Every entry below must be repeated exactly; skip the pictures.

--- begin ---

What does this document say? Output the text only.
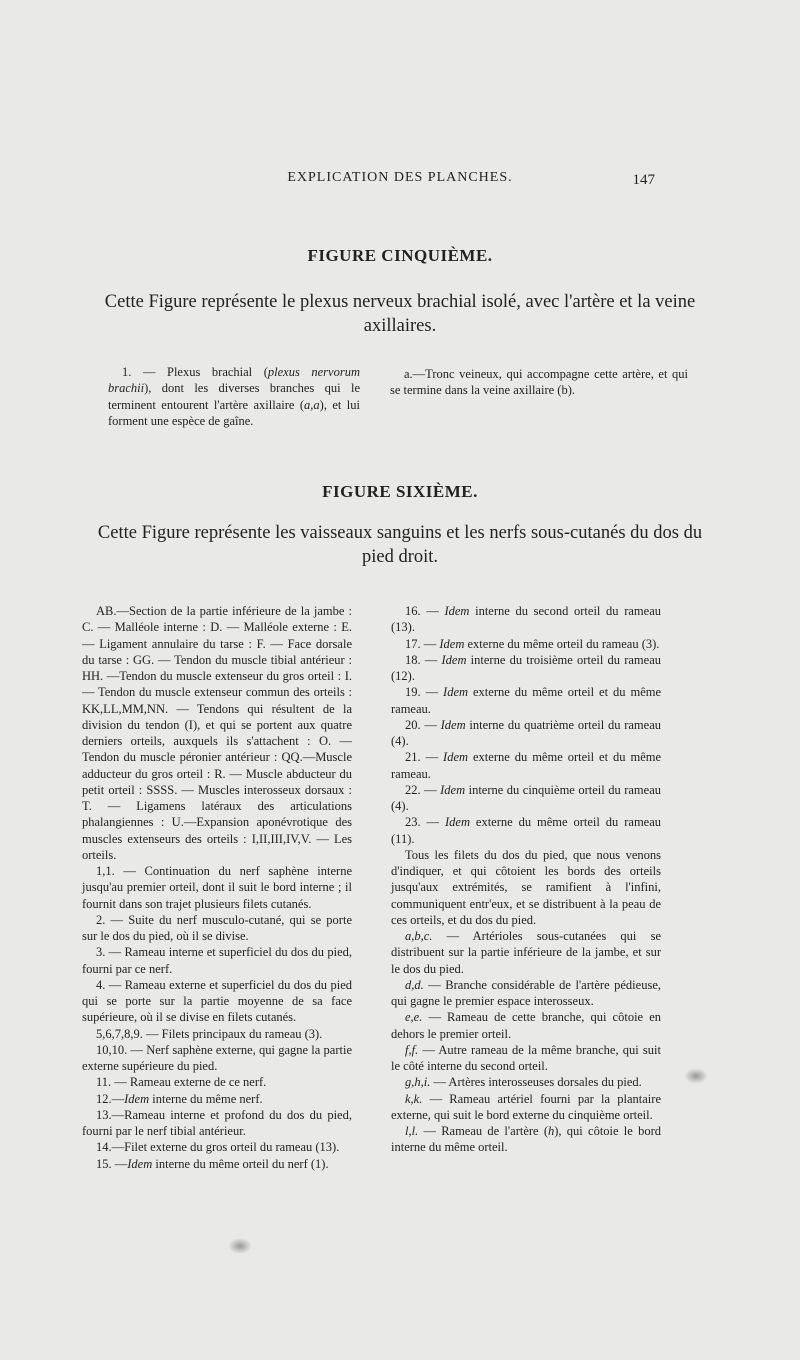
EXPLICATION DES PLANCHES.	147
FIGURE CINQUIÈME.
Cette Figure représente le plexus nerveux brachial isolé, avec l'artère et la veine axillaires.

1. — Plexus brachial (plexus nervorum brachii), dont les diverses branches qui le terminent entourent l'artère axillaire (a,a), et lui forment une espèce de gaîne.

a.—Tronc veineux, qui accompagne cette artère, et qui se termine dans la veine axillaire (b).

FIGURE SIXIÈME.
Cette Figure représente les vaisseaux sanguins et les nerfs sous-cutanés du dos du pied droit.

AB.—Section de la partie inférieure de la jambe : C. — Malléole interne : D. — Malléole externe : E. — Ligament annulaire du tarse : F. — Face dorsale du tarse : GG. — Tendon du muscle tibial antérieur : HH. —Tendon du muscle extenseur du gros orteil : I.— Tendon du muscle extenseur commun des orteils : KK,LL,MM,NN. — Tendons qui résultent de la division du tendon (I), et qui se portent aux quatre derniers orteils, auxquels ils s'attachent : O. — Tendon du muscle péronier antérieur : QQ.—Muscle adducteur du gros orteil : R. — Muscle abducteur du petit orteil : SSSS. — Muscles interosseux dorsaux : T. — Ligamens latéraux des articulations phalangiennes : U.—Expansion aponévrotique des muscles extenseurs des orteils : I,II,III,IV,V. — Les orteils.

1,1. — Continuation du nerf saphène interne jusqu'au premier orteil, dont il suit le bord interne ; il fournit dans son trajet plusieurs filets cutanés.

2. — Suite du nerf musculo-cutané, qui se porte sur le dos du pied, où il se divise.

3. — Rameau interne et superficiel du dos du pied, fourni par ce nerf.

4. — Rameau externe et superficiel du dos du pied qui se porte sur la partie moyenne de sa face supérieure, où il se divise en filets cutanés.

5,6,7,8,9. — Filets principaux du rameau (3).

10,10. — Nerf saphène externe, qui gagne la partie externe supérieure du pied.

11. — Rameau externe de ce nerf.

12.—Idem interne du même nerf.

13.—Rameau interne et profond du dos du pied, fourni par le nerf tibial antérieur.

14.—Filet externe du gros orteil du rameau (13).

15. —Idem interne du même orteil du nerf (1).

16. — Idem interne du second orteil du rameau (13).

17. — Idem externe du même orteil du rameau (3).

18. — Idem interne du troisième orteil du rameau (12).

19. — Idem externe du même orteil et du même rameau.

20. — Idem interne du quatrième orteil du rameau (4).

21. — Idem externe du même orteil et du même rameau.

22. — Idem interne du cinquième orteil du rameau (4).

23. — Idem externe du même orteil du rameau (11).

Tous les filets du dos du pied, que nous venons d'indiquer, et qui côtoient les bords des orteils jusqu'aux extrémités, se ramifient à l'infini, communiquent entr'eux, et se distribuent à la peau de ces orteils, et du dos du pied.

a,b,c. — Artérioles sous-cutanées qui se distribuent sur la partie inférieure de la jambe, et sur le dos du pied.

d,d. — Branche considérable de l'artère pédieuse, qui gagne le premier espace interosseux.

e,e. — Rameau de cette branche, qui côtoie en dehors le premier orteil.

f,f. — Autre rameau de la même branche, qui suit le côté interne du second orteil.

g,h,i. — Artères interosseuses dorsales du pied.

k,k. — Rameau artériel fourni par la plantaire externe, qui suit le bord externe du cinquième orteil.

l,l. — Rameau de l'artère (h), qui côtoie le bord interne du même orteil.
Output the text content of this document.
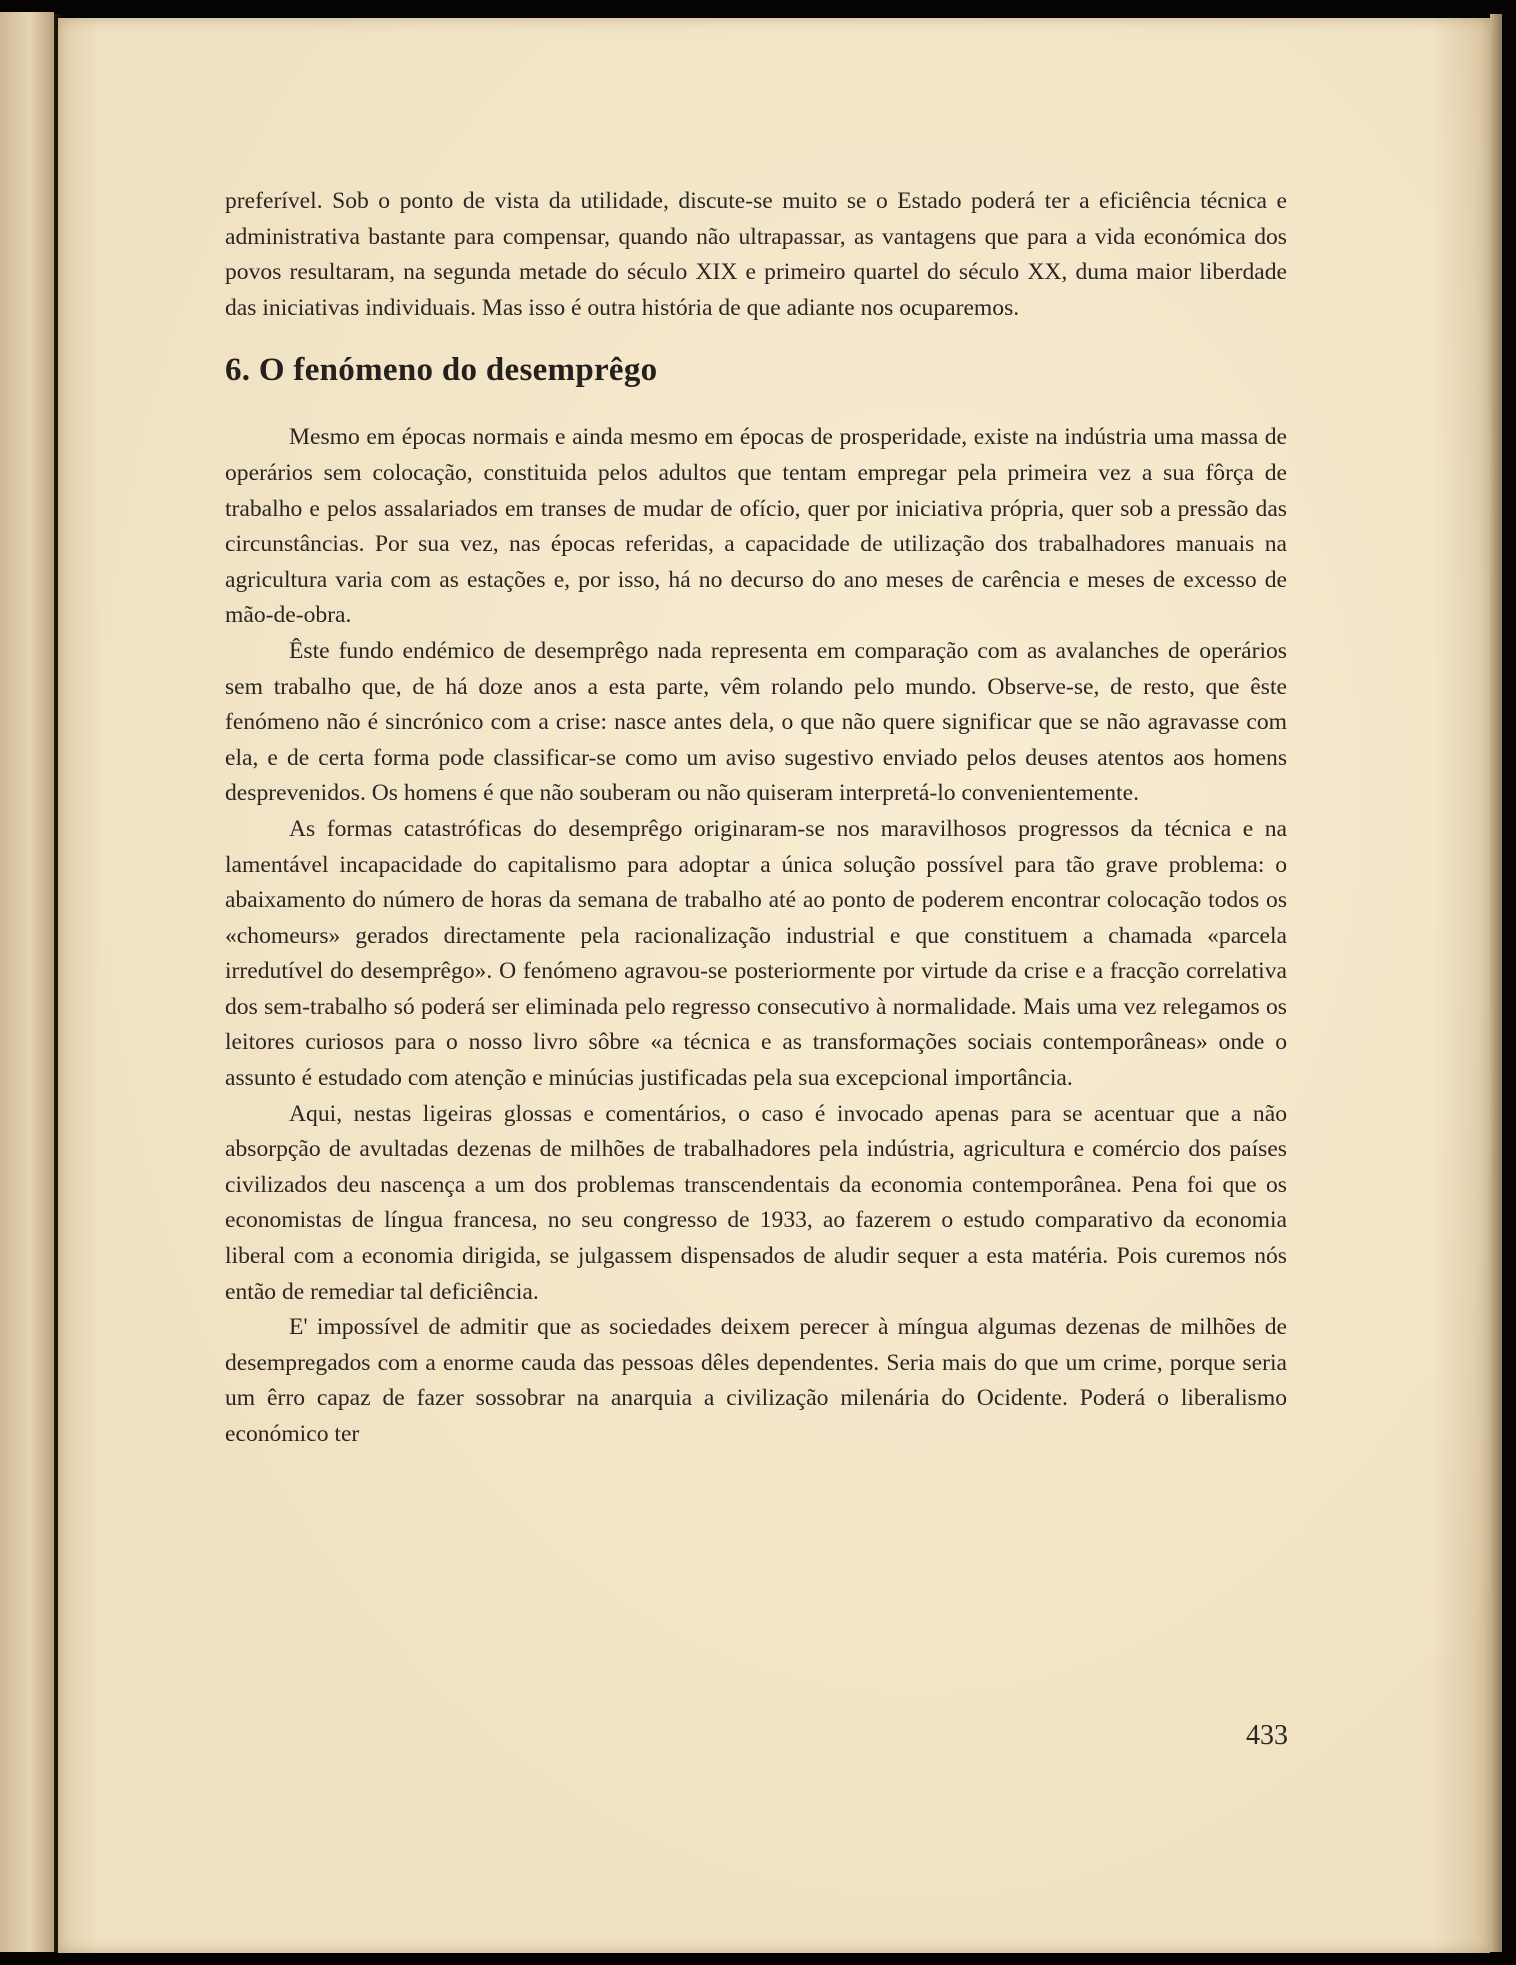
preferível. Sob o ponto de vista da utilidade, discute-se muito se o Estado poderá ter a eficiência técnica e administrativa bastante para compensar, quando não ultrapassar, as vantagens que para a vida económica dos povos resultaram, na segunda metade do século XIX e primeiro quartel do século XX, duma maior liberdade das iniciativas individuais. Mas isso é outra história de que adiante nos ocuparemos.

6. O fenómeno do desemprêgo

Mesmo em épocas normais e ainda mesmo em épocas de prosperidade, existe na indústria uma massa de operários sem colocação, constituida pelos adultos que tentam empregar pela primeira vez a sua fôrça de trabalho e pelos assalariados em transes de mudar de ofício, quer por iniciativa própria, quer sob a pressão das circunstâncias. Por sua vez, nas épocas referidas, a capacidade de utilização dos trabalhadores manuais na agricultura varia com as estações e, por isso, há no decurso do ano meses de carência e meses de excesso de mão-de-obra.

Êste fundo endémico de desemprêgo nada representa em comparação com as avalanches de operários sem trabalho que, de há doze anos a esta parte, vêm rolando pelo mundo. Observe-se, de resto, que êste fenómeno não é sincrónico com a crise: nasce antes dela, o que não quere significar que se não agravasse com ela, e de certa forma pode classificar-se como um aviso sugestivo enviado pelos deuses atentos aos homens desprevenidos. Os homens é que não souberam ou não quiseram interpretá-lo convenientemente.

As formas catastróficas do desemprêgo originaram-se nos maravilhosos progressos da técnica e na lamentável incapacidade do capitalismo para adoptar a única solução possível para tão grave problema: o abaixamento do número de horas da semana de trabalho até ao ponto de poderem encontrar colocação todos os «chomeurs» gerados directamente pela racionalização industrial e que constituem a chamada «parcela irredutível do desemprêgo». O fenómeno agravou-se posteriormente por virtude da crise e a fracção correlativa dos sem-trabalho só poderá ser eliminada pelo regresso consecutivo à normalidade. Mais uma vez relegamos os leitores curiosos para o nosso livro sôbre «a técnica e as transformações sociais contemporâneas» onde o assunto é estudado com atenção e minúcias justificadas pela sua excepcional importância.

Aqui, nestas ligeiras glossas e comentários, o caso é invocado apenas para se acentuar que a não absorpção de avultadas dezenas de milhões de trabalhadores pela indústria, agricultura e comércio dos países civilizados deu nascença a um dos problemas transcendentais da economia contemporânea. Pena foi que os economistas de língua francesa, no seu congresso de 1933, ao fazerem o estudo comparativo da economia liberal com a economia dirigida, se julgassem dispensados de aludir sequer a esta matéria. Pois curemos nós então de remediar tal deficiência.

E' impossível de admitir que as sociedades deixem perecer à míngua algumas dezenas de milhões de desempregados com a enorme cauda das pessoas dêles dependentes. Seria mais do que um crime, porque seria um êrro capaz de fazer sossobrar na anarquia a civilização milenária do Ocidente. Poderá o liberalismo económico ter

433
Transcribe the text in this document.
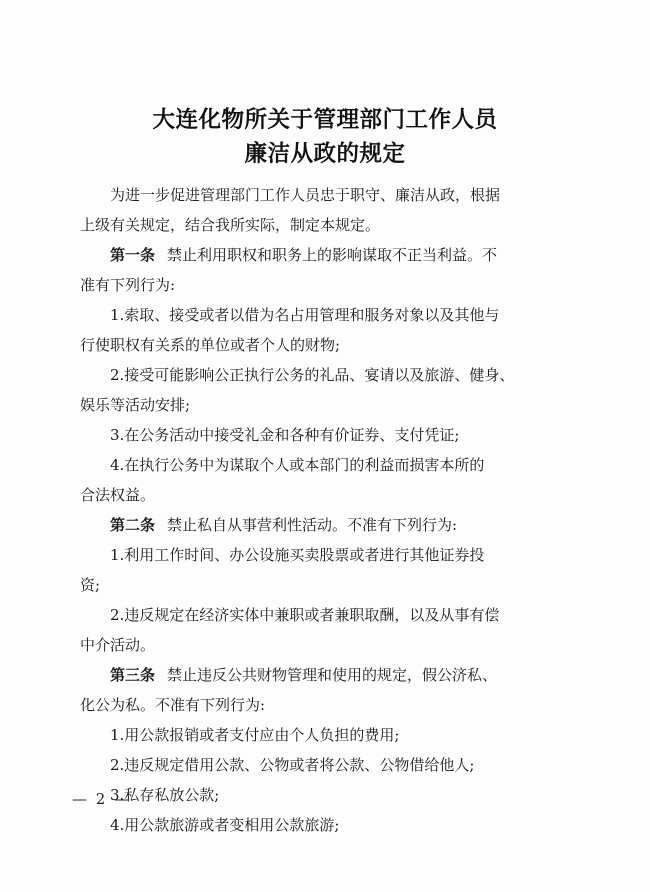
大连化物所关于管理部门工作人员
廉洁从政的规定
为进一步促进管理部门工作人员忠于职守、廉洁从政，根据
上级有关规定，结合我所实际，制定本规定。
第一条 禁止利用职权和职务上的影响谋取不正当利益。不
准有下列行为:
1.索取、接受或者以借为名占用管理和服务对象以及其他与
行使职权有关系的单位或者个人的财物;
2.接受可能影响公正执行公务的礼品、宴请以及旅游、健身、
娱乐等活动安排;
3.在公务活动中接受礼金和各种有价证券、支付凭证;
4.在执行公务中为谋取个人或本部门的利益而损害本所的
合法权益。
第二条 禁止私自从事营利性活动。不准有下列行为:
1.利用工作时间、办公设施买卖股票或者进行其他证券投
资;
2.违反规定在经济实体中兼职或者兼职取酬，以及从事有偿
中介活动。
第三条 禁止违反公共财物管理和使用的规定，假公济私、
化公为私。不准有下列行为:
1.用公款报销或者支付应由个人负担的费用;
2.违反规定借用公款、公物或者将公款、公物借给他人;
3.私存私放公款;
4.用公款旅游或者变相用公款旅游;
— 2 —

--- end ---

■ Exercise response
What does this document say? Output the text only.
EXPLICATION DES PLANCHES.	147
FIGURE CINQUIÈME.
Cette Figure représente le plexus nerveux brachial isolé, avec l'artère et la veine axillaires.

1. — Plexus brachial (plexus nervorum brachii), dont les diverses branches qui le terminent entourent l'artère axillaire (a,a), et lui forment une espèce de gaîne.

a.—Tronc veineux, qui accompagne cette artère, et qui se termine dans la veine axillaire (b).

FIGURE SIXIÈME.
Cette Figure représente les vaisseaux sanguins et les nerfs sous-cutanés du dos du pied droit.

AB.—Section de la partie inférieure de la jambe : C. — Malléole interne : D. — Malléole externe : E. — Ligament annulaire du tarse : F. — Face dorsale du tarse : GG. — Tendon du muscle tibial antérieur : HH. —Tendon du muscle extenseur du gros orteil : I.— Tendon du muscle extenseur commun des orteils : KK,LL,MM,NN. — Tendons qui résultent de la division du tendon (I), et qui se portent aux quatre derniers orteils, auxquels ils s'attachent : O. — Tendon du muscle péronier antérieur : QQ.—Muscle adducteur du gros orteil : R. — Muscle abducteur du petit orteil : SSSS. — Muscles interosseux dorsaux : T. — Ligamens latéraux des articulations phalangiennes : U.—Expansion aponévrotique des muscles extenseurs des orteils : I,II,III,IV,V. — Les orteils.

1,1. — Continuation du nerf saphène interne jusqu'au premier orteil, dont il suit le bord interne ; il fournit dans son trajet plusieurs filets cutanés.

2. — Suite du nerf musculo-cutané, qui se porte sur le dos du pied, où il se divise.

3. — Rameau interne et superficiel du dos du pied, fourni par ce nerf.

4. — Rameau externe et superficiel du dos du pied qui se porte sur la partie moyenne de sa face supérieure, où il se divise en filets cutanés.

5,6,7,8,9. — Filets principaux du rameau (3).

10,10. — Nerf saphène externe, qui gagne la partie externe supérieure du pied.

11. — Rameau externe de ce nerf.

12.—Idem interne du même nerf.

13.—Rameau interne et profond du dos du pied, fourni par le nerf tibial antérieur.

14.—Filet externe du gros orteil du rameau (13).

15. —Idem interne du même orteil du nerf (1).

16. — Idem interne du second orteil du rameau (13).

17. — Idem externe du même orteil du rameau (3).

18. — Idem interne du troisième orteil du rameau (12).

19. — Idem externe du même orteil et du même rameau.

20. — Idem interne du quatrième orteil du rameau (4).

21. — Idem externe du même orteil et du même rameau.

22. — Idem interne du cinquième orteil du rameau (4).

23. — Idem externe du même orteil du rameau (11).

Tous les filets du dos du pied, que nous venons d'indiquer, et qui côtoient les bords des orteils jusqu'aux extrémités, se ramifient à l'infini, communiquent entr'eux, et se distribuent à la peau de ces orteils, et du dos du pied.

a,b,c. — Artérioles sous-cutanées qui se distribuent sur la partie inférieure de la jambe, et sur le dos du pied.

d,d. — Branche considérable de l'artère pédieuse, qui gagne le premier espace interosseux.

e,e. — Rameau de cette branche, qui côtoie en dehors le premier orteil.

f,f. — Autre rameau de la même branche, qui suit le côté interne du second orteil.

g,h,i. — Artères interosseuses dorsales du pied.

k,k. — Rameau artériel fourni par la plantaire externe, qui suit le bord externe du cinquième orteil.

l,l. — Rameau de l'artère (h), qui côtoie le bord interne du même orteil.
Output the text content of this document.
preferível. Sob o ponto de vista da utilidade, discute-se muito se o Estado poderá ter a eficiência técnica e administrativa bastante para compensar, quando não ultrapassar, as vantagens que para a vida económica dos povos resultaram, na segunda metade do século XIX e primeiro quartel do século XX, duma maior liberdade das iniciativas individuais. Mas isso é outra história de que adiante nos ocuparemos.

6. O fenómeno do desemprêgo

Mesmo em épocas normais e ainda mesmo em épocas de prosperidade, existe na indústria uma massa de operários sem colocação, constituida pelos adultos que tentam empregar pela primeira vez a sua fôrça de trabalho e pelos assalariados em transes de mudar de ofício, quer por iniciativa própria, quer sob a pressão das circunstâncias. Por sua vez, nas épocas referidas, a capacidade de utilização dos trabalhadores manuais na agricultura varia com as estações e, por isso, há no decurso do ano meses de carência e meses de excesso de mão-de-obra.

Êste fundo endémico de desemprêgo nada representa em comparação com as avalanches de operários sem trabalho que, de há doze anos a esta parte, vêm rolando pelo mundo. Observe-se, de resto, que êste fenómeno não é sincrónico com a crise: nasce antes dela, o que não quere significar que se não agravasse com ela, e de certa forma pode classificar-se como um aviso sugestivo enviado pelos deuses atentos aos homens desprevenidos. Os homens é que não souberam ou não quiseram interpretá-lo convenientemente.

As formas catastróficas do desemprêgo originaram-se nos maravilhosos progressos da técnica e na lamentável incapacidade do capitalismo para adoptar a única solução possível para tão grave problema: o abaixamento do número de horas da semana de trabalho até ao ponto de poderem encontrar colocação todos os «chomeurs» gerados directamente pela racionalização industrial e que constituem a chamada «parcela irredutível do desemprêgo». O fenómeno agravou-se posteriormente por virtude da crise e a fracção correlativa dos sem-trabalho só poderá ser eliminada pelo regresso consecutivo à normalidade. Mais uma vez relegamos os leitores curiosos para o nosso livro sôbre «a técnica e as transformações sociais contemporâneas» onde o assunto é estudado com atenção e minúcias justificadas pela sua excepcional importância.

Aqui, nestas ligeiras glossas e comentários, o caso é invocado apenas para se acentuar que a não absorpção de avultadas dezenas de milhões de trabalhadores pela indústria, agricultura e comércio dos países civilizados deu nascença a um dos problemas transcendentais da economia contemporânea. Pena foi que os economistas de língua francesa, no seu congresso de 1933, ao fazerem o estudo comparativo da economia liberal com a economia dirigida, se julgassem dispensados de aludir sequer a esta matéria. Pois curemos nós então de remediar tal deficiência.

E' impossível de admitir que as sociedades deixem perecer à míngua algumas dezenas de milhões de desempregados com a enorme cauda das pessoas dêles dependentes. Seria mais do que um crime, porque seria um êrro capaz de fazer sossobrar na anarquia a civilização milenária do Ocidente. Poderá o liberalismo económico ter

433
Transcribe the text in this document.
大连化物所关于管理部门工作人员
廉洁从政的规定
为进一步促进管理部门工作人员忠于职守、廉洁从政，根据
上级有关规定，结合我所实际，制定本规定。
第一条 禁止利用职权和职务上的影响谋取不正当利益。不
准有下列行为:
1.索取、接受或者以借为名占用管理和服务对象以及其他与
行使职权有关系的单位或者个人的财物;
2.接受可能影响公正执行公务的礼品、宴请以及旅游、健身、
娱乐等活动安排;
3.在公务活动中接受礼金和各种有价证券、支付凭证;
4.在执行公务中为谋取个人或本部门的利益而损害本所的
合法权益。
第二条 禁止私自从事营利性活动。不准有下列行为:
1.利用工作时间、办公设施买卖股票或者进行其他证券投
资;
2.违反规定在经济实体中兼职或者兼职取酬，以及从事有偿
中介活动。
第三条 禁止违反公共财物管理和使用的规定，假公济私、
化公为私。不准有下列行为:
1.用公款报销或者支付应由个人负担的费用;
2.违反规定借用公款、公物或者将公款、公物借给他人;
3.私存私放公款;
4.用公款旅游或者变相用公款旅游;
— 2 —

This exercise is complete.